(Collected data)
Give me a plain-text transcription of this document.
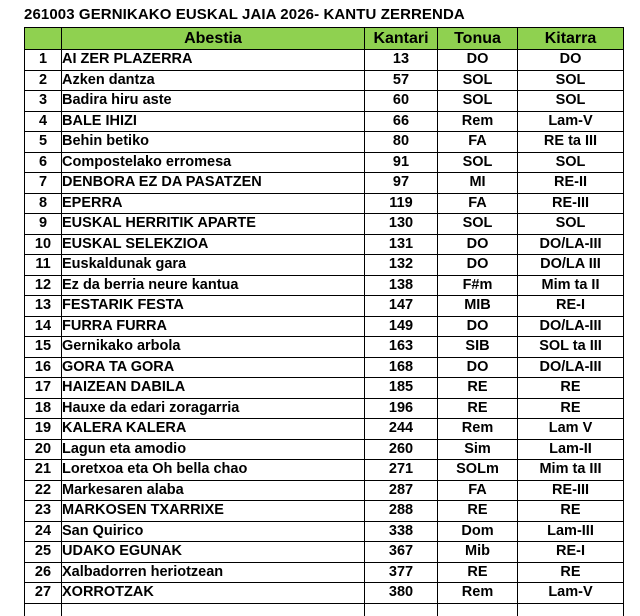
261003 GERNIKAKO EUSKAL JAIA 2026- KANTU ZERRENDA
	Abestia	Kantari	Tonua	Kitarra
1	AI ZER PLAZERRA	13	DO	DO
2	Azken dantza	57	SOL	SOL
3	Badira hiru aste	60	SOL	SOL
4	BALE IHIZI	66	Rem	Lam-V
5	Behin betiko	80	FA	RE ta III
6	Compostelako erromesa	91	SOL	SOL
7	DENBORA EZ DA PASATZEN	97	MI	RE-II
8	EPERRA	119	FA	RE-III
9	EUSKAL HERRITIK APARTE	130	SOL	SOL
10	EUSKAL SELEKZIOA	131	DO	DO/LA-III
11	Euskaldunak gara	132	DO	DO/LA III
12	Ez da berria neure kantua	138	F#m	Mim ta II
13	FESTARIK FESTA	147	MIB	RE-I
14	FURRA FURRA	149	DO	DO/LA-III
15	Gernikako arbola	163	SIB	SOL ta III
16	GORA TA GORA	168	DO	DO/LA-III
17	HAIZEAN DABILA	185	RE	RE
18	Hauxe da edari zoragarria	196	RE	RE
19	KALERA KALERA	244	Rem	Lam V
20	Lagun eta amodio	260	Sim	Lam-II
21	Loretxoa eta Oh bella chao	271	SOLm	Mim ta III
22	Markesaren alaba	287	FA	RE-III
23	MARKOSEN TXARRIXE	288	RE	RE
24	San Quirico	338	Dom	Lam-III
25	UDAKO EGUNAK	367	Mib	RE-I
26	Xalbadorren heriotzean	377	RE	RE
27	XORROTZAK	380	Rem	Lam-V
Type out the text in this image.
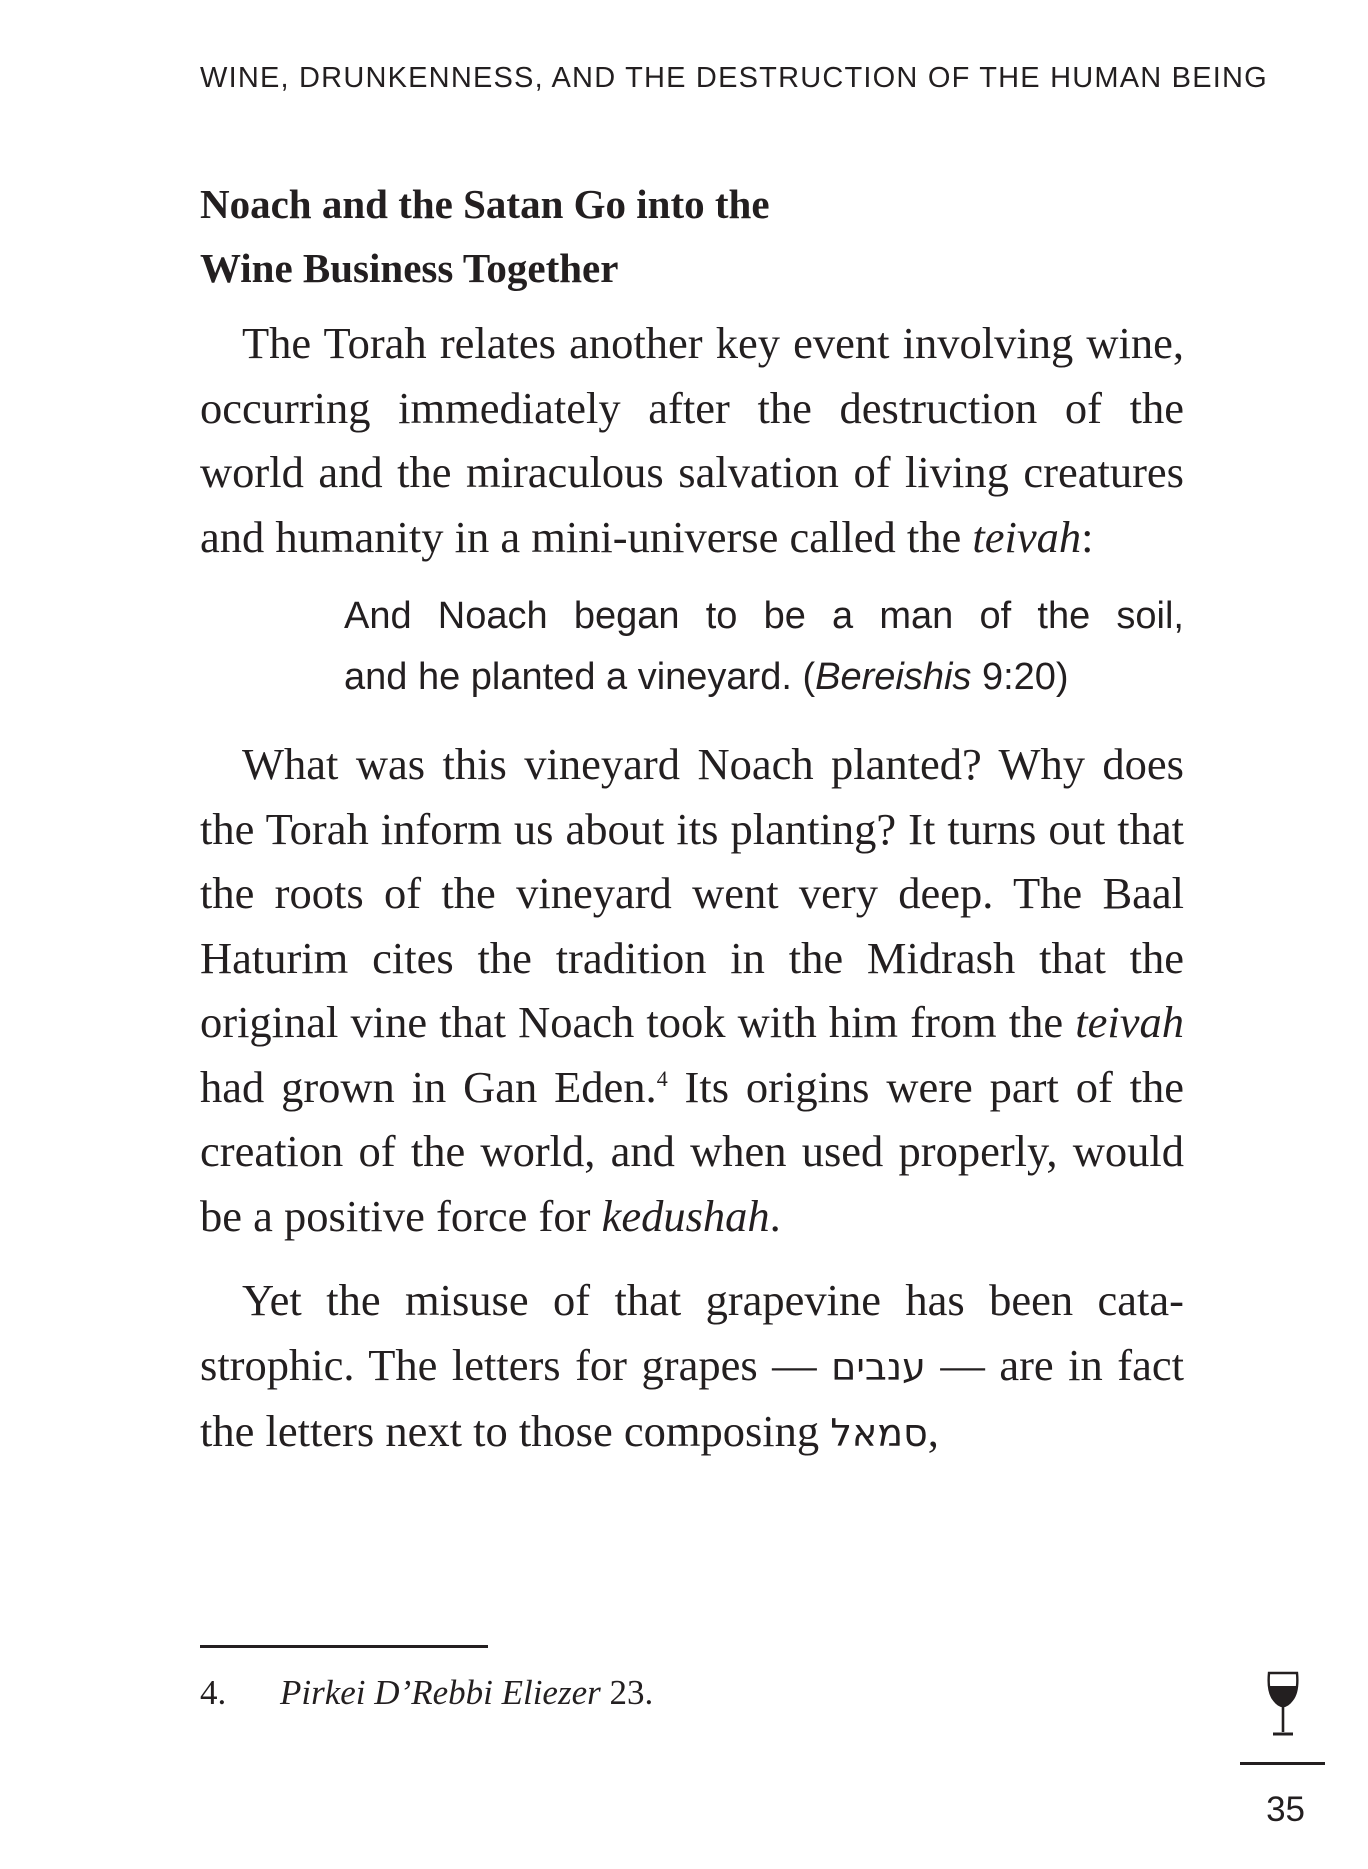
WINE, DRUNKENNESS, AND THE DESTRUCTION OF THE HUMAN BEING
Noach and the Satan Go into the
Wine Business Together

The Torah relates another key event involving wine, occurring immediately after the destruction of the world and the miraculous salvation of living creatures and humanity in a mini-universe called the teivah:

And Noach began to be a man of the soil,
and he planted a vineyard. (Bereishis 9:20)

What was this vineyard Noach planted? Why does the Torah inform us about its planting? It turns out that the roots of the vineyard went very deep. The Baal Haturim cites the tradition in the Midrash that the original vine that Noach took with him from the teivah had grown in Gan Eden.$^4$ Its origins were part of the creation of the world, and when used properly, would be a positive force for kedushah.

Yet the misuse of that grapevine has been catastrophic. The letters for grapes — ענבים — are in fact the letters next to those composing סמאל,

4. Pirkei D’Rebbi Eliezer 23.
35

-- Required task --
Do not include images; quote all of the entries above exactly.

-- Output of the task --
Give me a plain-text transcription of this document.
261003 GERNIKAKO EUSKAL JAIA 2026- KANTU ZERRENDA
	Abestia	Kantari	Tonua	Kitarra
1	AI ZER PLAZERRA	13	DO	DO
2	Azken dantza	57	SOL	SOL
3	Badira hiru aste	60	SOL	SOL
4	BALE IHIZI	66	Rem	Lam-V
5	Behin betiko	80	FA	RE ta III
6	Compostelako erromesa	91	SOL	SOL
7	DENBORA EZ DA PASATZEN	97	MI	RE-II
8	EPERRA	119	FA	RE-III
9	EUSKAL HERRITIK APARTE	130	SOL	SOL
10	EUSKAL SELEKZIOA	131	DO	DO/LA-III
11	Euskaldunak gara	132	DO	DO/LA III
12	Ez da berria neure kantua	138	F#m	Mim ta II
13	FESTARIK FESTA	147	MIB	RE-I
14	FURRA FURRA	149	DO	DO/LA-III
15	Gernikako arbola	163	SIB	SOL ta III
16	GORA TA GORA	168	DO	DO/LA-III
17	HAIZEAN DABILA	185	RE	RE
18	Hauxe da edari zoragarria	196	RE	RE
19	KALERA KALERA	244	Rem	Lam V
20	Lagun eta amodio	260	Sim	Lam-II
21	Loretxoa eta Oh bella chao	271	SOLm	Mim ta III
22	Markesaren alaba	287	FA	RE-III
23	MARKOSEN TXARRIXE	288	RE	RE
24	San Quirico	338	Dom	Lam-III
25	UDAKO EGUNAK	367	Mib	RE-I
26	Xalbadorren heriotzean	377	RE	RE
27	XORROTZAK	380	Rem	Lam-V
Type out the text in this image.
WINE, DRUNKENNESS, AND THE DESTRUCTION OF THE HUMAN BEING
Noach and the Satan Go into the
Wine Business Together

The Torah relates another key event involving wine, occurring immediately after the destruction of the world and the miraculous salvation of living creatures and humanity in a mini-universe called the teivah:

And Noach began to be a man of the soil,
and he planted a vineyard. (Bereishis 9:20)

What was this vineyard Noach planted? Why does the Torah inform us about its planting? It turns out that the roots of the vineyard went very deep. The Baal Haturim cites the tradition in the Midrash that the original vine that Noach took with him from the teivah had grown in Gan Eden.$^4$ Its origins were part of the creation of the world, and when used properly, would be a positive force for kedushah.

Yet the misuse of that grapevine has been catastrophic. The letters for grapes — ענבים — are in fact the letters next to those composing סמאל,

4. Pirkei D’Rebbi Eliezer 23.
35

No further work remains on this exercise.